◆ **Written task**
Omit all images, then return the remaining material exactly as it stands.

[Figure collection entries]
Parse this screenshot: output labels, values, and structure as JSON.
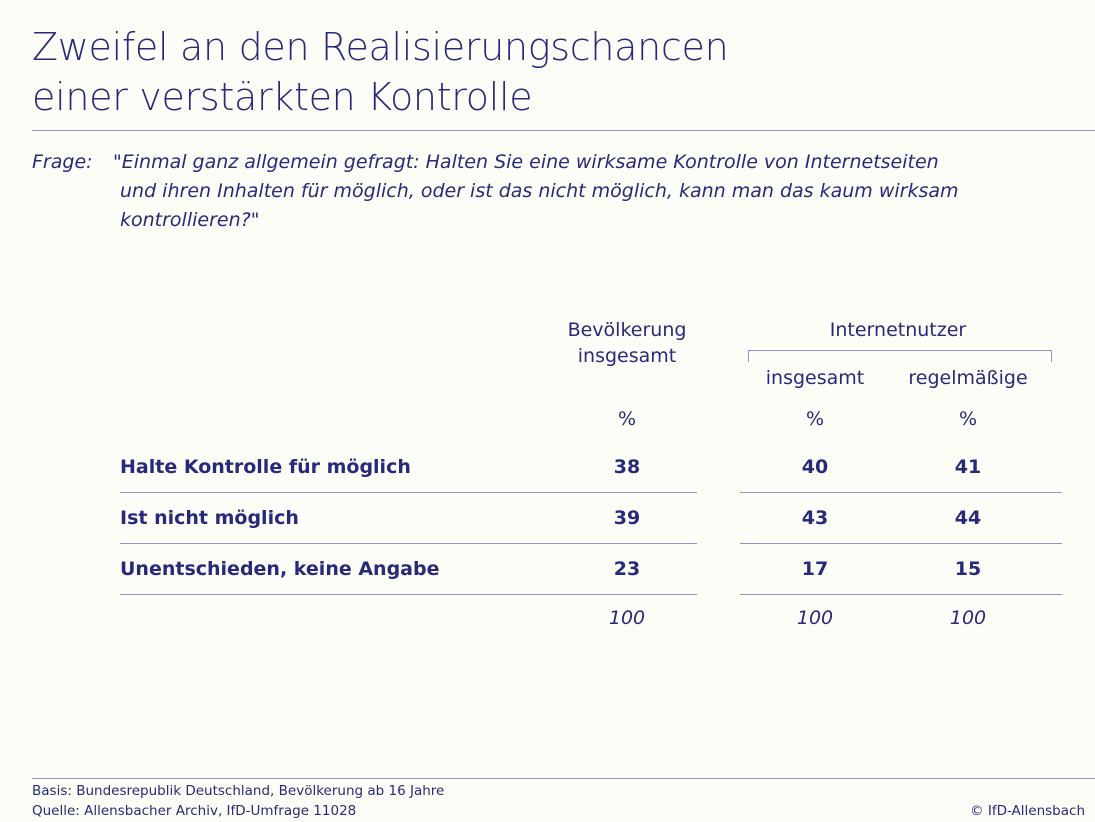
{
  "title": {
    "lines": [
      "Zweifel an den Realisierungschancen",
      "einer verstärkten Kontrolle"
    ]
  },
  "question": {
    "label": "Frage:",
    "lines": [
      "\"Einmal ganz allgemein gefragt: Halten Sie eine wirksame Kontrolle von Internetseiten",
      "und ihren Inhalten für möglich, oder ist das nicht möglich, kann man das kaum wirksam",
      "kontrollieren?\""
    ]
  },
  "table": {
    "columns": [
      {
        "header": [
          "Bevölkerung",
          "insgesamt"
        ]
      },
      {
        "group": "Internetnutzer",
        "header": [
          "insgesamt"
        ]
      },
      {
        "header": [
          "regelmäßige"
        ]
      }
    ],
    "units": [
      "%",
      "%",
      "%"
    ],
    "rows": [
      {
        "label": "Halte Kontrolle für möglich",
        "values": [
          38,
          40,
          41
        ]
      },
      {
        "label": "Ist nicht möglich",
        "values": [
          39,
          43,
          44
        ]
      },
      {
        "label": "Unentschieden, keine Angabe",
        "values": [
          23,
          17,
          15
        ]
      }
    ],
    "totals": [
      100,
      100,
      100
    ]
  },
  "footer": {
    "basis": "Basis: Bundesrepublik Deutschland, Bevölkerung ab 16 Jahre",
    "source": "Quelle: Allensbacher Archiv, IfD-Umfrage 11028",
    "copyright": "© IfD-Allensbach"
  }
}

◆ **Answer to this exercise**
Parse this screenshot: output labels, values, and structure as JSON.
{
  "title": {
    "lines": [
      "Zweifel an den Realisierungschancen",
      "einer verstärkten Kontrolle"
    ]
  },
  "question": {
    "label": "Frage:",
    "lines": [
      "\"Einmal ganz allgemein gefragt: Halten Sie eine wirksame Kontrolle von Internetseiten",
      "und ihren Inhalten für möglich, oder ist das nicht möglich, kann man das kaum wirksam",
      "kontrollieren?\""
    ]
  },
  "table": {
    "columns": [
      {
        "header": [
          "Bevölkerung",
          "insgesamt"
        ]
      },
      {
        "group": "Internetnutzer",
        "header": [
          "insgesamt"
        ]
      },
      {
        "header": [
          "regelmäßige"
        ]
      }
    ],
    "units": [
      "%",
      "%",
      "%"
    ],
    "rows": [
      {
        "label": "Halte Kontrolle für möglich",
        "values": [
          38,
          40,
          41
        ]
      },
      {
        "label": "Ist nicht möglich",
        "values": [
          39,
          43,
          44
        ]
      },
      {
        "label": "Unentschieden, keine Angabe",
        "values": [
          23,
          17,
          15
        ]
      }
    ],
    "totals": [
      100,
      100,
      100
    ]
  },
  "footer": {
    "basis": "Basis: Bundesrepublik Deutschland, Bevölkerung ab 16 Jahre",
    "source": "Quelle: Allensbacher Archiv, IfD-Umfrage 11028",
    "copyright": "© IfD-Allensbach"
  }
}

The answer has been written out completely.